== Extrait choisi
Souiller l’Holocauste

Mairead Corrigan-Maguire

Par Mairead Corrigan-Maguire

En 2009, le ministre des Affaires étrangères d’Israël, Avigdor Lieberman [ministre à ce poste depuis le 31 mars 2009 et nommé vice-premier ministre à la même date], a ordonné à toutes les ambassades étrangères de distribuer une photographie datant de 1941 qui montre le dirigeant palestinien en exil à cette époque, Haj Amin Al Husseini, rencontrant Hitler [1]. La motivation derrière cette consigne de Lieberman était en rapport avec les critiques à l’échelle internationale suscitées par la décision d’Israël d’étendre ses colonies illégales sur le territoire occupé de Jérusalem-Est: le message – pas trop subtil – était que toute mesure politique contre les Palestiniens était justifiée dans la mesure où les Palestiniens étaient des nazis.
====
[Énoncé A] Relevez toutes les personnes nommées dans l'extrait, une par ligne.
== Données fournies
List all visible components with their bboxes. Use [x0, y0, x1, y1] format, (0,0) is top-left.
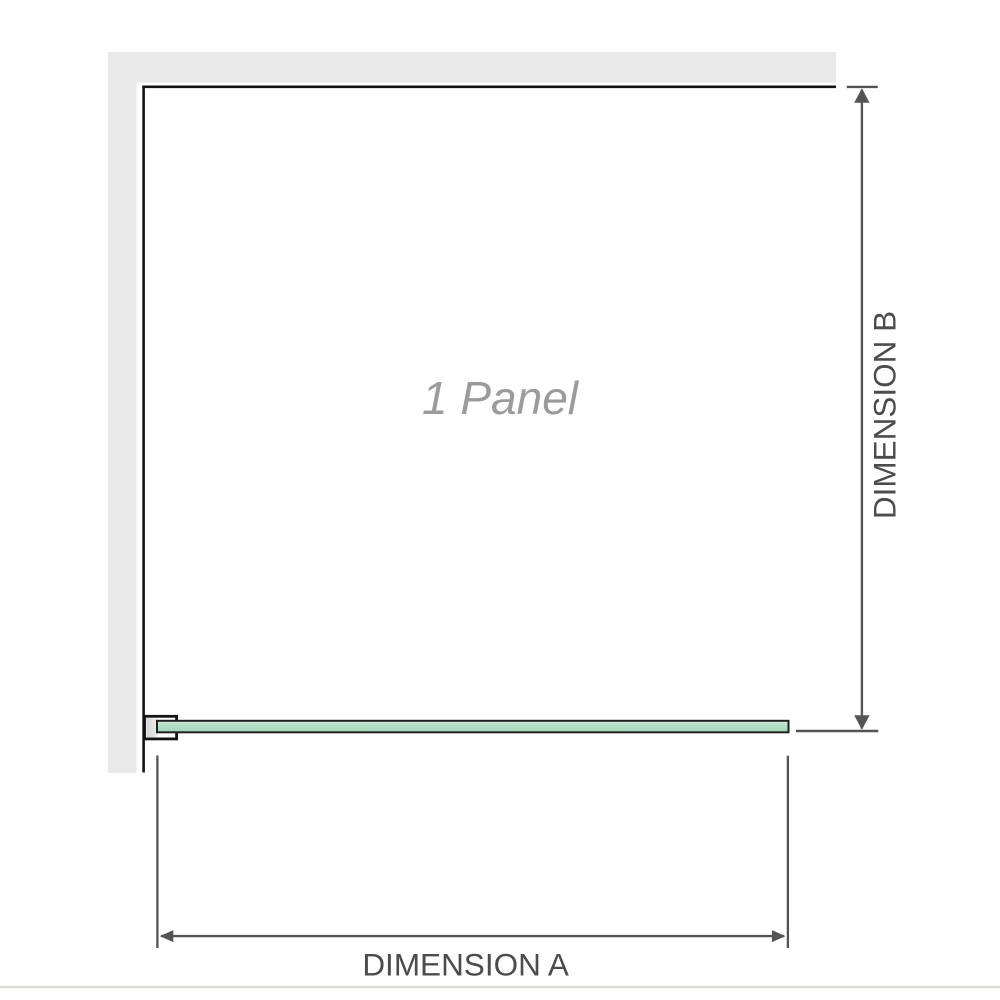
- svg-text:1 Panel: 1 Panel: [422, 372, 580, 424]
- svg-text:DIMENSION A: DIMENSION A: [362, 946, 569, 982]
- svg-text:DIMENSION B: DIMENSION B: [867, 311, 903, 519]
====
== Données fournies
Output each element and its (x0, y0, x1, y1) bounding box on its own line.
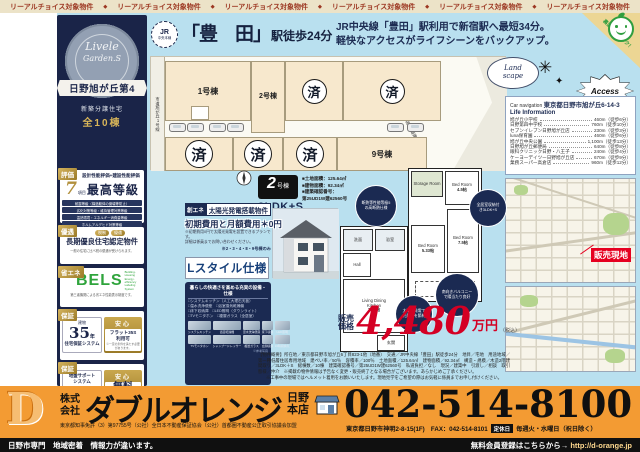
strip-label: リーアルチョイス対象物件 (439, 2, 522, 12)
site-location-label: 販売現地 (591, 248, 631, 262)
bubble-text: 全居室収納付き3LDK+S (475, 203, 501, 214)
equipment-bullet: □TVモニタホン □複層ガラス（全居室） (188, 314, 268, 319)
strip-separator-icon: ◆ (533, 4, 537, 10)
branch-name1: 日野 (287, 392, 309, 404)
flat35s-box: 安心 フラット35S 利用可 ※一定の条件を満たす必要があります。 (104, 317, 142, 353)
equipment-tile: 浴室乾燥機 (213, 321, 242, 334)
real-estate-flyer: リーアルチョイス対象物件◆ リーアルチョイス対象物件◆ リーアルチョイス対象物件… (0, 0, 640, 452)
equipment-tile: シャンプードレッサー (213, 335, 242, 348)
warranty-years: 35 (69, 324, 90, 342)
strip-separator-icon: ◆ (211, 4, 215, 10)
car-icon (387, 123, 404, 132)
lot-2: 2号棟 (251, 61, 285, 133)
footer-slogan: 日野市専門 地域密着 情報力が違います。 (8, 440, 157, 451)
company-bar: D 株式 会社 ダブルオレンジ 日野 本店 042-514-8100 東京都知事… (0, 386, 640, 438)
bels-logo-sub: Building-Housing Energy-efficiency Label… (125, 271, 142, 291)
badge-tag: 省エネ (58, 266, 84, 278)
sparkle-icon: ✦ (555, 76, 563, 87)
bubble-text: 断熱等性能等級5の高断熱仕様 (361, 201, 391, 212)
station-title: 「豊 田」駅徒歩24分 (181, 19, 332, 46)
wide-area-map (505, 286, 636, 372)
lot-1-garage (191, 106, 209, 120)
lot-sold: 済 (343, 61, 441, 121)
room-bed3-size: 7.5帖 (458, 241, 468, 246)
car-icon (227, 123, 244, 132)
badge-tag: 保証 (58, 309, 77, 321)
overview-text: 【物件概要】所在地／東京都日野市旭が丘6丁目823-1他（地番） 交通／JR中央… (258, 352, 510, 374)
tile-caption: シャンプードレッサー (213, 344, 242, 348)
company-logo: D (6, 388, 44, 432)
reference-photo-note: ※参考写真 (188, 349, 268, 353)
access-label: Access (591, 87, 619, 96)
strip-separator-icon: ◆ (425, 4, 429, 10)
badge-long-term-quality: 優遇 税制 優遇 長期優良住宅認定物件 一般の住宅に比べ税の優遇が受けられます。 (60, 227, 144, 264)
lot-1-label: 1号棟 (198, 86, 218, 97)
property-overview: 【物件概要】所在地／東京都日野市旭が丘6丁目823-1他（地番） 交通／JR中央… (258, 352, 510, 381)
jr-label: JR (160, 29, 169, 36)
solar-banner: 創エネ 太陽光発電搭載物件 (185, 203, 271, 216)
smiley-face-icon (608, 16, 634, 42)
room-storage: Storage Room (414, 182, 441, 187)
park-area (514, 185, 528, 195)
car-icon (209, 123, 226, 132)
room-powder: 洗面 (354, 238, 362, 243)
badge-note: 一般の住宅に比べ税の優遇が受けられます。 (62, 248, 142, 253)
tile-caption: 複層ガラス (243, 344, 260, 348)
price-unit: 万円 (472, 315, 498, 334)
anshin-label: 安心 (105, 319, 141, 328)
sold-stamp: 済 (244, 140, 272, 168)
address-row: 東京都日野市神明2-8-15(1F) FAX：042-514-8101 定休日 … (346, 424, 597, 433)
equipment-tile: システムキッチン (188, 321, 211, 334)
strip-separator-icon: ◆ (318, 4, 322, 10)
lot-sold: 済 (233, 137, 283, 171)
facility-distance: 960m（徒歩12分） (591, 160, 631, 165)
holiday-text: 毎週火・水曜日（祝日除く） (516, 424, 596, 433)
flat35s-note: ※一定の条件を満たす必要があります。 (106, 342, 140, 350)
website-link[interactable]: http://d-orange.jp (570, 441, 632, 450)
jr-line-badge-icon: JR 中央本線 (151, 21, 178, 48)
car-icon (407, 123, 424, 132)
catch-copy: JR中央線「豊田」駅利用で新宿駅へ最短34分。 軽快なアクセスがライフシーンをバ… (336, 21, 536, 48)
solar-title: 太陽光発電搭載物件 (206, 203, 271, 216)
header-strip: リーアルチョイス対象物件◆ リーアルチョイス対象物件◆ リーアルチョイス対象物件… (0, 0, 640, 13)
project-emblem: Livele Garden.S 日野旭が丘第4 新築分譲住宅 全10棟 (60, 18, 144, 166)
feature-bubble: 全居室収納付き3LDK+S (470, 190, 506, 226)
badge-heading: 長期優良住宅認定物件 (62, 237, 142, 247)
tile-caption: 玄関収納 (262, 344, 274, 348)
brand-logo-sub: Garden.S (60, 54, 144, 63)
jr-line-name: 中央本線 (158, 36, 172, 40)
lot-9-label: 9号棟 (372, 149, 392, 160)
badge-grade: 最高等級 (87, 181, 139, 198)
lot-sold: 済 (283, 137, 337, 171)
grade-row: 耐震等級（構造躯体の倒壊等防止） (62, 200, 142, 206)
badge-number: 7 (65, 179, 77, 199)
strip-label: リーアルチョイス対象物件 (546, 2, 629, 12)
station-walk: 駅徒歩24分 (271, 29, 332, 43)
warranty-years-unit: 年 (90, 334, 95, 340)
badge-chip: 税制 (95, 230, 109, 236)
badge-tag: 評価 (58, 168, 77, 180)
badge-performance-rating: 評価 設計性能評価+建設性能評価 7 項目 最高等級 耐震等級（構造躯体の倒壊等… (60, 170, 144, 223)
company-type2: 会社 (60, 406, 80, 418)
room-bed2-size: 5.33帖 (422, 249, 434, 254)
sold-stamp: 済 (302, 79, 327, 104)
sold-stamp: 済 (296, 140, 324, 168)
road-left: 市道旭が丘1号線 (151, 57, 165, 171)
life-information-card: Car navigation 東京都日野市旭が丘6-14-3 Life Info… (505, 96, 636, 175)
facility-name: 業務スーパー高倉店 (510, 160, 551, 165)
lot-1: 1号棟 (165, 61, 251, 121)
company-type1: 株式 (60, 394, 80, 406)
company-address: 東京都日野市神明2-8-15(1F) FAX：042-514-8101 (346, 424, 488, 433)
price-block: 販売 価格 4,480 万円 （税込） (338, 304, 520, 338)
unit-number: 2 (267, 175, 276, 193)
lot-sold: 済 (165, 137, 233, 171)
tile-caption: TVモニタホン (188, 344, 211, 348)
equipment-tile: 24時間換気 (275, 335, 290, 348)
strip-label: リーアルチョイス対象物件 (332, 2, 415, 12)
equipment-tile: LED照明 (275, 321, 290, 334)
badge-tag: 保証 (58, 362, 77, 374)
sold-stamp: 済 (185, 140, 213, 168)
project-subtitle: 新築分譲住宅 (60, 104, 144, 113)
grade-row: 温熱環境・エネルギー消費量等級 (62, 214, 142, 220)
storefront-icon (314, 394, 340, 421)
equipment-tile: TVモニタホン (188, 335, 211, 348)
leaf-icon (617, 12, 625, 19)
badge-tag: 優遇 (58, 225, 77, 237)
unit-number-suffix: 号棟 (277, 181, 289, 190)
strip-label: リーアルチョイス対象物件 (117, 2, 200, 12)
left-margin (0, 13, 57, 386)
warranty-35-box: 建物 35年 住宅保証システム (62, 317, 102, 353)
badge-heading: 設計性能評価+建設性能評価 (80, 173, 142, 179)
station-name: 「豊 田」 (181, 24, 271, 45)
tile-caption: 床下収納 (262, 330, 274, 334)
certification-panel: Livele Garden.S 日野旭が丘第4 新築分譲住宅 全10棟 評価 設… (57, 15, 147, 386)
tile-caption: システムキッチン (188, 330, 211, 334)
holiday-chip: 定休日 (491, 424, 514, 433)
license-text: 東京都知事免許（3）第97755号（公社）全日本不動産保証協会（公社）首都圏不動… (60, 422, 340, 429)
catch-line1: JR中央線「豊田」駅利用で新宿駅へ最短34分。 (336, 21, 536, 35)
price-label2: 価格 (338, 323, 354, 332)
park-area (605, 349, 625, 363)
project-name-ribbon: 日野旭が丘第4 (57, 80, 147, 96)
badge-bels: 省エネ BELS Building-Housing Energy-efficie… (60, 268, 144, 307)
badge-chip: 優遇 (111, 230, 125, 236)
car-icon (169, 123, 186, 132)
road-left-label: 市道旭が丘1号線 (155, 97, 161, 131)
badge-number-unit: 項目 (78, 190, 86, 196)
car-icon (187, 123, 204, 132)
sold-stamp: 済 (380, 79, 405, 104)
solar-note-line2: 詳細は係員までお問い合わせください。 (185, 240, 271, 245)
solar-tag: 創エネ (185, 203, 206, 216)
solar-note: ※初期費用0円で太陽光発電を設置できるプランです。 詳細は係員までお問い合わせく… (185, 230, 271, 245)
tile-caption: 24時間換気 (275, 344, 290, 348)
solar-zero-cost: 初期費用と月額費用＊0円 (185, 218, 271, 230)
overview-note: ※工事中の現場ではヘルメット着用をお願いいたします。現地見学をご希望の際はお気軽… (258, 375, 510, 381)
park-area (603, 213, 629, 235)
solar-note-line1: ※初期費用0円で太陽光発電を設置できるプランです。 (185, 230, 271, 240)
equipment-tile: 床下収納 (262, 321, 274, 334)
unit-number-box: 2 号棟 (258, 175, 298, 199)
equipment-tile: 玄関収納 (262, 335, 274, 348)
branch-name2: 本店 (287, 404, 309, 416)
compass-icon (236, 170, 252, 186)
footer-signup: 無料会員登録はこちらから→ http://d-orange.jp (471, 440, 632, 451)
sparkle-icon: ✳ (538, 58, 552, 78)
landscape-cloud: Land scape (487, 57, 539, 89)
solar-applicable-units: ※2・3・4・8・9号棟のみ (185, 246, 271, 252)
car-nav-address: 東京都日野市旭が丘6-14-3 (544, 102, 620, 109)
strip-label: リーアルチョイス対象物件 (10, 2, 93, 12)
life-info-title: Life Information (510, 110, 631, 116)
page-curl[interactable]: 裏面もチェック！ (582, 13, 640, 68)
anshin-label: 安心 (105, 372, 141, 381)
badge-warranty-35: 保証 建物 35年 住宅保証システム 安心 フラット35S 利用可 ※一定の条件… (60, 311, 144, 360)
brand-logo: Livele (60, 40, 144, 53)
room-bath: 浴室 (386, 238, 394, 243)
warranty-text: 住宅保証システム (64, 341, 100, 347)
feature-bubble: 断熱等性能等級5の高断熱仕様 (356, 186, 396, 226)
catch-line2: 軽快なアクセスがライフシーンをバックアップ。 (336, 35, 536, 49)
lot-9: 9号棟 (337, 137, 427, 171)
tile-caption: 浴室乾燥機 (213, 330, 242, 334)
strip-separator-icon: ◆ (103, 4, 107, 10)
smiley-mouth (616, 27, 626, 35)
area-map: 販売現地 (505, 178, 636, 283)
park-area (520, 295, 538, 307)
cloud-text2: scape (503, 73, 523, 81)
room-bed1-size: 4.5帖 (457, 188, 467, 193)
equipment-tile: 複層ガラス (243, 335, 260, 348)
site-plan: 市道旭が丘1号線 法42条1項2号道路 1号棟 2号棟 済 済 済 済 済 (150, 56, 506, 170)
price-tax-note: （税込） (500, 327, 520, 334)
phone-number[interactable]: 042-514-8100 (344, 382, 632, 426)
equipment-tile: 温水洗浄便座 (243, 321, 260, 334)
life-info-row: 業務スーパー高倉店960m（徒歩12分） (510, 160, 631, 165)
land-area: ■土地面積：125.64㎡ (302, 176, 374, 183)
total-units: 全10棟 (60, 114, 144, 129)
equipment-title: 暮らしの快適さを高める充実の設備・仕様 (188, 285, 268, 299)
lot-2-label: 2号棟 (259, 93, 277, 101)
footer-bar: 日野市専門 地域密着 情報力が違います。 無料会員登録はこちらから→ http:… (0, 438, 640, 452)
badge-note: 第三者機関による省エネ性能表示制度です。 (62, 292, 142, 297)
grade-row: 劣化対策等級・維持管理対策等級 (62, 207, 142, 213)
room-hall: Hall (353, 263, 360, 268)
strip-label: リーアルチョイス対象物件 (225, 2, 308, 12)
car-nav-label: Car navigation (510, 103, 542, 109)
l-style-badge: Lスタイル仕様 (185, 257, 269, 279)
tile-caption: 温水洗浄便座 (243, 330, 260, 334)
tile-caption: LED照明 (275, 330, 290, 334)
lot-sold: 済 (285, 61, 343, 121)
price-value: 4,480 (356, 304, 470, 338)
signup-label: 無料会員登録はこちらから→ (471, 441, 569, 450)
====
[Énoncé B] Dans les enregistrements, recopiez tout ce qui va de la ligne contenant « Output each element » jusqu'à celle contenant « equipment-bullet: □TVモニタホン □複層ガラス（全居室） », ces deux lignes comprises. N'incluez pas les images dans votre réponse.

[Corrigé A]
Mairead Corrigan-Maguire
Avigdor Lieberman
Haj Amin Al Husseini
Hitler

[Corrigé B]
Output each element and its (x0, y0, x1, y1) bounding box on its own line.
strip-label: リーアルチョイス対象物件 (439, 2, 522, 12)
site-location-label: 販売現地 (591, 248, 631, 262)
bubble-text: 全居室収納付き3LDK+S (475, 203, 501, 214)
equipment-bullet: □TVモニタホン □複層ガラス（全居室） (188, 314, 268, 319)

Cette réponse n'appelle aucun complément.